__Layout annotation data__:
-------
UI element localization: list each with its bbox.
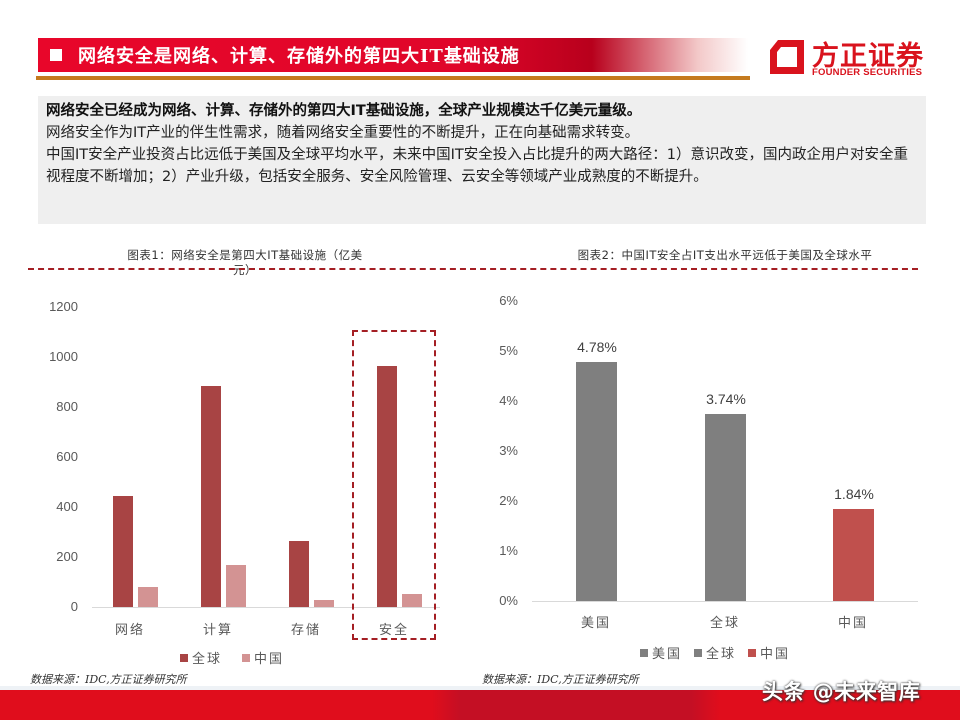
legend-item-global: 全球 [180, 648, 222, 667]
chart1-x-axis [92, 607, 440, 608]
chart1-ytick: 1200 [49, 299, 78, 314]
chart2-legend: 美国 全球 中国 [640, 643, 810, 662]
bar-global [705, 414, 746, 601]
legend-item-usa: 美国 [640, 643, 682, 662]
security-highlight-box [352, 330, 436, 640]
legend-label: 全球 [706, 647, 737, 662]
chart1-title-line2: 元） [233, 263, 257, 277]
chart1-category: 计算 [202, 623, 233, 638]
legend-item-global: 全球 [694, 643, 736, 662]
bar-china-compute [226, 565, 246, 607]
chart2-x-axis [532, 601, 918, 602]
bar-china-storage [314, 600, 334, 607]
bullet-square-icon [50, 49, 62, 61]
data-label-global: 3.74% [706, 391, 746, 407]
bar-usa [576, 362, 617, 601]
logo-english-name: FOUNDER SECURITIES [812, 67, 923, 78]
chart1-category: 网络 [114, 623, 145, 638]
legend-swatch-icon [694, 648, 703, 657]
data-label-china: 1.84% [834, 486, 874, 502]
chart1-title: 图表1：网络安全是第四大IT基础设施（亿美 元） [100, 248, 390, 278]
watermark: 头条 @未来智库 [762, 680, 921, 704]
chart2-title: 图表2：中国IT安全占IT支出水平远低于美国及全球水平 [577, 248, 873, 262]
bar-global-security [377, 366, 397, 607]
summary-line-2: 网络安全作为IT产业的伴生性需求，随着网络安全重要性的不断提升，正在向基础需求转… [46, 125, 640, 141]
legend-label: 中国 [760, 647, 791, 662]
bar-global-network [113, 496, 133, 607]
chart2-ytick: 5% [499, 343, 518, 358]
page-title: 网络安全是网络、计算、存储外的第四大IT基础设施 [78, 46, 520, 67]
legend-item-china: 中国 [748, 643, 790, 662]
chart2-ytick: 2% [499, 493, 518, 508]
footer-bar [0, 690, 960, 720]
chart1-title-line1: 图表1：网络安全是第四大IT基础设施（亿美 [127, 248, 363, 262]
data-label-usa: 4.78% [577, 339, 617, 355]
chart2-ytick: 0% [499, 593, 518, 608]
chart2-source: 数据来源：IDC,方正证券研究所 [482, 673, 639, 686]
legend-item-china: 中国 [242, 648, 284, 667]
chart1-ytick: 0 [70, 599, 78, 614]
chart2-category: 全球 [709, 616, 740, 631]
title-banner: 网络安全是网络、计算、存储外的第四大IT基础设施 [38, 38, 748, 72]
bar-china-network [138, 587, 158, 607]
founder-logo: 方正证券 FOUNDER SECURITIES [768, 34, 928, 82]
legend-swatch-icon [748, 648, 757, 657]
chart2-ytick: 4% [499, 393, 518, 408]
chart1-ytick: 400 [56, 499, 78, 514]
legend-label: 全球 [192, 652, 223, 667]
bar-china [833, 509, 874, 601]
chart1-category: 存储 [290, 623, 321, 638]
legend-swatch-icon [640, 648, 648, 657]
chart1-ytick: 1000 [49, 349, 78, 364]
chart2-category: 中国 [837, 616, 868, 631]
summary-box: 网络安全已经成为网络、计算、存储外的第四大IT基础设施，全球产业规模达千亿美元量… [38, 96, 926, 224]
bar-china-security [402, 594, 422, 607]
title-underline [36, 76, 750, 80]
bar-global-storage [289, 541, 309, 607]
chart1-source: 数据来源：IDC,方正证券研究所 [30, 673, 187, 686]
legend-swatch-icon [180, 653, 188, 662]
chart2-category: 美国 [580, 616, 611, 631]
chart2-ytick: 6% [499, 293, 518, 308]
chart1-ytick: 800 [56, 399, 78, 414]
chart2-ytick: 3% [499, 443, 518, 458]
chart1-category: 安全 [378, 623, 409, 638]
founder-logo-mark-icon [770, 40, 804, 74]
section-divider [28, 268, 918, 270]
footer-shade [0, 686, 960, 690]
summary-line-3: 中国IT安全产业投资占比远低于美国及全球平均水平，未来中国IT安全投入占比提升的… [46, 147, 908, 185]
legend-label: 中国 [254, 652, 285, 667]
bar-global-compute [201, 386, 221, 607]
chart1-ytick: 200 [56, 549, 78, 564]
chart2-ytick: 1% [499, 543, 518, 558]
legend-label: 美国 [652, 647, 683, 662]
chart1-legend: 全球 中国 [180, 648, 304, 667]
logo-chinese-name: 方正证券 [812, 41, 924, 72]
chart1-ytick: 600 [56, 449, 78, 464]
summary-lead: 网络安全已经成为网络、计算、存储外的第四大IT基础设施，全球产业规模达千亿美元量… [46, 103, 642, 119]
legend-swatch-icon [242, 653, 251, 662]
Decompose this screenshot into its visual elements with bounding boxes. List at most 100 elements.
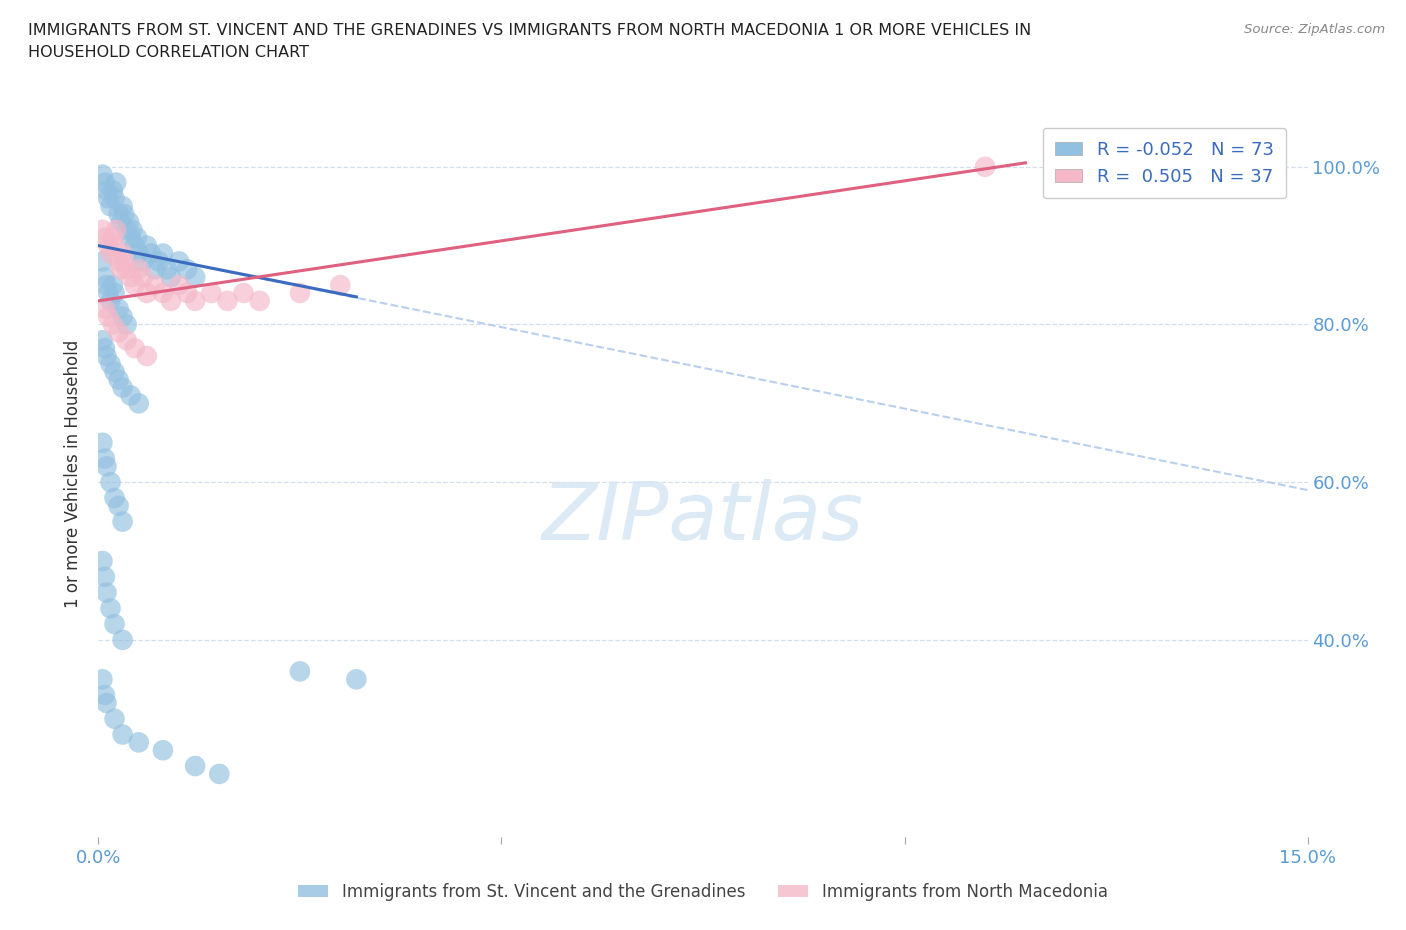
-------
__WORK TO DO__:
Return each line of the rows above that contains the string "存储外的第四大IT基础设施".

__OUTPUT__:
page-title: 网络安全是网络、计算、存储外的第四大IT基础设施 [78, 46, 520, 67]
title-banner: 网络安全是网络、计算、存储外的第四大IT基础设施 [38, 38, 748, 72]
summary-box: 网络安全已经成为网络、计算、存储外的第四大IT基础设施，全球产业规模达千亿美元量… [38, 96, 926, 224]
summary-lead: 网络安全已经成为网络、计算、存储外的第四大IT基础设施，全球产业规模达千亿美元量… [46, 103, 642, 119]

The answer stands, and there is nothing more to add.